■ **Task directions**
Will you give the material below again, every line exactly as it is?

═══ Source data ═══

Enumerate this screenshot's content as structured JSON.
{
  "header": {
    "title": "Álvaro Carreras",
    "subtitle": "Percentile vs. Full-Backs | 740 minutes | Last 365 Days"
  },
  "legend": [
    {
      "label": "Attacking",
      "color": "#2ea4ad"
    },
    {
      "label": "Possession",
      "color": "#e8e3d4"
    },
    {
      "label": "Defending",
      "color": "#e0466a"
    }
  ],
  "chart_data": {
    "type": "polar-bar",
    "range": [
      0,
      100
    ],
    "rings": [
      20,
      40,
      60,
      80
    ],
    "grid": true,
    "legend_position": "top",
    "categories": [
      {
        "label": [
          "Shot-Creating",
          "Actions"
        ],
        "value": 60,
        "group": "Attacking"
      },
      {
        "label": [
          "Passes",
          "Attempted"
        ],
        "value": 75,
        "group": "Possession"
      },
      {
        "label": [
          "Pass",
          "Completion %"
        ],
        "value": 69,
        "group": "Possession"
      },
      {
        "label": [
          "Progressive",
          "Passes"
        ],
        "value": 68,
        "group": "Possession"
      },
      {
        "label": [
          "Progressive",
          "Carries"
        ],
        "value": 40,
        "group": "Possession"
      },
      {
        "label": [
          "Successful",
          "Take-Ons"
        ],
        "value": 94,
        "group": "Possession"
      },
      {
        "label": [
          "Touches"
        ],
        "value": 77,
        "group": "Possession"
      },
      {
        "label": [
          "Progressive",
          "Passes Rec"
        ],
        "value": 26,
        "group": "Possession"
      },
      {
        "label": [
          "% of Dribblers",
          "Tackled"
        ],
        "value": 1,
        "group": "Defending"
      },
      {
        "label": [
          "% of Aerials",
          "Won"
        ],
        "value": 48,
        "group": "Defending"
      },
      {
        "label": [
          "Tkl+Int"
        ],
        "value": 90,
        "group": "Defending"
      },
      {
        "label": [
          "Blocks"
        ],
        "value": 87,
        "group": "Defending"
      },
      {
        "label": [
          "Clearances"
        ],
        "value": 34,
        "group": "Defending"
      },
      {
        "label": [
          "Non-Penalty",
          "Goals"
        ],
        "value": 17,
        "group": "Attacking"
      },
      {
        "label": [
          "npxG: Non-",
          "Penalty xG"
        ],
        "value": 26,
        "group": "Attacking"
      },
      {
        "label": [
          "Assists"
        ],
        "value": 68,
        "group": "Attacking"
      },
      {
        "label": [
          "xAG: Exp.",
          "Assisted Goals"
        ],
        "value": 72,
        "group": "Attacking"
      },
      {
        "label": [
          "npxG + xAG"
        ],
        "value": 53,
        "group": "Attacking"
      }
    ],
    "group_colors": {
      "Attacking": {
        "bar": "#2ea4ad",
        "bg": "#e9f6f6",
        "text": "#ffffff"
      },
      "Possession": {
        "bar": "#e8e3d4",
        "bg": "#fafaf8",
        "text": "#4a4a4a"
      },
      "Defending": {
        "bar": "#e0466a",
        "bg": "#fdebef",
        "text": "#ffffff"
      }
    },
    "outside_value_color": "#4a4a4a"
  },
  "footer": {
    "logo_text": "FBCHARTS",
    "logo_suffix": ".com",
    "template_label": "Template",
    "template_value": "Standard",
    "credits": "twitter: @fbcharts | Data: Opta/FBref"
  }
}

═══

■ **Final answer**
Enumerate this screenshot's content as structured JSON.
{
  "header": {
    "title": "Álvaro Carreras",
    "subtitle": "Percentile vs. Full-Backs | 740 minutes | Last 365 Days"
  },
  "legend": [
    {
      "label": "Attacking",
      "color": "#2ea4ad"
    },
    {
      "label": "Possession",
      "color": "#e8e3d4"
    },
    {
      "label": "Defending",
      "color": "#e0466a"
    }
  ],
  "chart_data": {
    "type": "polar-bar",
    "range": [
      0,
      100
    ],
    "rings": [
      20,
      40,
      60,
      80
    ],
    "grid": true,
    "legend_position": "top",
    "categories": [
      {
        "label": [
          "Shot-Creating",
          "Actions"
        ],
        "value": 60,
        "group": "Attacking"
      },
      {
        "label": [
          "Passes",
          "Attempted"
        ],
        "value": 75,
        "group": "Possession"
      },
      {
        "label": [
          "Pass",
          "Completion %"
        ],
        "value": 69,
        "group": "Possession"
      },
      {
        "label": [
          "Progressive",
          "Passes"
        ],
        "value": 68,
        "group": "Possession"
      },
      {
        "label": [
          "Progressive",
          "Carries"
        ],
        "value": 40,
        "group": "Possession"
      },
      {
        "label": [
          "Successful",
          "Take-Ons"
        ],
        "value": 94,
        "group": "Possession"
      },
      {
        "label": [
          "Touches"
        ],
        "value": 77,
        "group": "Possession"
      },
      {
        "label": [
          "Progressive",
          "Passes Rec"
        ],
        "value": 26,
        "group": "Possession"
      },
      {
        "label": [
          "% of Dribblers",
          "Tackled"
        ],
        "value": 1,
        "group": "Defending"
      },
      {
        "label": [
          "% of Aerials",
          "Won"
        ],
        "value": 48,
        "group": "Defending"
      },
      {
        "label": [
          "Tkl+Int"
        ],
        "value": 90,
        "group": "Defending"
      },
      {
        "label": [
          "Blocks"
        ],
        "value": 87,
        "group": "Defending"
      },
      {
        "label": [
          "Clearances"
        ],
        "value": 34,
        "group": "Defending"
      },
      {
        "label": [
          "Non-Penalty",
          "Goals"
        ],
        "value": 17,
        "group": "Attacking"
      },
      {
        "label": [
          "npxG: Non-",
          "Penalty xG"
        ],
        "value": 26,
        "group": "Attacking"
      },
      {
        "label": [
          "Assists"
        ],
        "value": 68,
        "group": "Attacking"
      },
      {
        "label": [
          "xAG: Exp.",
          "Assisted Goals"
        ],
        "value": 72,
        "group": "Attacking"
      },
      {
        "label": [
          "npxG + xAG"
        ],
        "value": 53,
        "group": "Attacking"
      }
    ],
    "group_colors": {
      "Attacking": {
        "bar": "#2ea4ad",
        "bg": "#e9f6f6",
        "text": "#ffffff"
      },
      "Possession": {
        "bar": "#e8e3d4",
        "bg": "#fafaf8",
        "text": "#4a4a4a"
      },
      "Defending": {
        "bar": "#e0466a",
        "bg": "#fdebef",
        "text": "#ffffff"
      }
    },
    "outside_value_color": "#4a4a4a"
  },
  "footer": {
    "logo_text": "FBCHARTS",
    "logo_suffix": ".com",
    "template_label": "Template",
    "template_value": "Standard",
    "credits": "twitter: @fbcharts | Data: Opta/FBref"
  }
}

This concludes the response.